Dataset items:
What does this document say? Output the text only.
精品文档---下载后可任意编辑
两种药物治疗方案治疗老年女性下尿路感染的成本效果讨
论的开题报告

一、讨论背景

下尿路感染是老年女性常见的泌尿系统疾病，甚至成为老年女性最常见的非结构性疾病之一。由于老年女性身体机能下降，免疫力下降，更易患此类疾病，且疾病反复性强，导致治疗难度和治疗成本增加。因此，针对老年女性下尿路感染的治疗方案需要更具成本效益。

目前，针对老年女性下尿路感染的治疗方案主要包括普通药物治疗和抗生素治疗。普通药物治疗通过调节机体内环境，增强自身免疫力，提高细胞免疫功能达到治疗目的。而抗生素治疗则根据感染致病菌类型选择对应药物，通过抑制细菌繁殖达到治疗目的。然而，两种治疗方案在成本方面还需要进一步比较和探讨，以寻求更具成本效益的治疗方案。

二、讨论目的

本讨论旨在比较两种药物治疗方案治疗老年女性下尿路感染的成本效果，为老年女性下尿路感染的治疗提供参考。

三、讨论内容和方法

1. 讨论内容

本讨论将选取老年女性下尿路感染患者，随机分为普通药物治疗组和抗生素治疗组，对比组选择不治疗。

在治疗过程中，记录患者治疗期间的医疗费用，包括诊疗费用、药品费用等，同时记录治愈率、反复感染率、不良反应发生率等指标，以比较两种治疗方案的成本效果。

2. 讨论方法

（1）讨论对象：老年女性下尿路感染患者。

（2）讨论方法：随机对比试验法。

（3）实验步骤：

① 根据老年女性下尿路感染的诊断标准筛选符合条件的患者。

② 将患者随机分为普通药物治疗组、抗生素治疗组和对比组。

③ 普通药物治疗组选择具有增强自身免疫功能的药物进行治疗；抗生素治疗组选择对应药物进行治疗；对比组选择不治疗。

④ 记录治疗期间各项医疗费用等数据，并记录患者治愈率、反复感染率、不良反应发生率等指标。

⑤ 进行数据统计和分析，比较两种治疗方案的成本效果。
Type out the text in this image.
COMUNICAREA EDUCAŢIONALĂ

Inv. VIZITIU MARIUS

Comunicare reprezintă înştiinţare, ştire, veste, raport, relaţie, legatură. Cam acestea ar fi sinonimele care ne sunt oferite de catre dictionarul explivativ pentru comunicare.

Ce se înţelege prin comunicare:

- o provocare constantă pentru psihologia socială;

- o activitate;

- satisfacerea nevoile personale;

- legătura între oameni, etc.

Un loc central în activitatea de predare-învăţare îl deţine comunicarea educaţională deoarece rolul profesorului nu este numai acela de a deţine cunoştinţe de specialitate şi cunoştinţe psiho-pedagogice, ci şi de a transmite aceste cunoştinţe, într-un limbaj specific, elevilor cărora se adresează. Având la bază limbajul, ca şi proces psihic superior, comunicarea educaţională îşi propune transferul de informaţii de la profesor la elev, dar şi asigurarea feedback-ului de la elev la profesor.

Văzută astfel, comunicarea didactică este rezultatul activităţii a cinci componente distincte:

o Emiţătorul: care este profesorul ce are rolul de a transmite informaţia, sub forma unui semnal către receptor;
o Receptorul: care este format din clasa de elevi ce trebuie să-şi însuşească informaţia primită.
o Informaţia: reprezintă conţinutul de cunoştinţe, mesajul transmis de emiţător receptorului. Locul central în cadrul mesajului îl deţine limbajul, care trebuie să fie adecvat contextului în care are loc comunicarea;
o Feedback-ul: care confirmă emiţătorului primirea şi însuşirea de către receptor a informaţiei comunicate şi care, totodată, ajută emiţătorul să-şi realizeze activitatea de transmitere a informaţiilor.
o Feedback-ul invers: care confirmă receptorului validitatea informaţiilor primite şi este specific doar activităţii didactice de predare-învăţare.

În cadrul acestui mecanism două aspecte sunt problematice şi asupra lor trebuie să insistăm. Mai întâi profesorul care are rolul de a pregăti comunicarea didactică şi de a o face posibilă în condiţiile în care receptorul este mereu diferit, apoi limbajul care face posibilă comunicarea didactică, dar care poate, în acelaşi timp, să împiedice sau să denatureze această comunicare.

Work required: Note how many lines of the material contain the string "不良反应发生率等指标". Then report that number by itself.

Result of this task: 2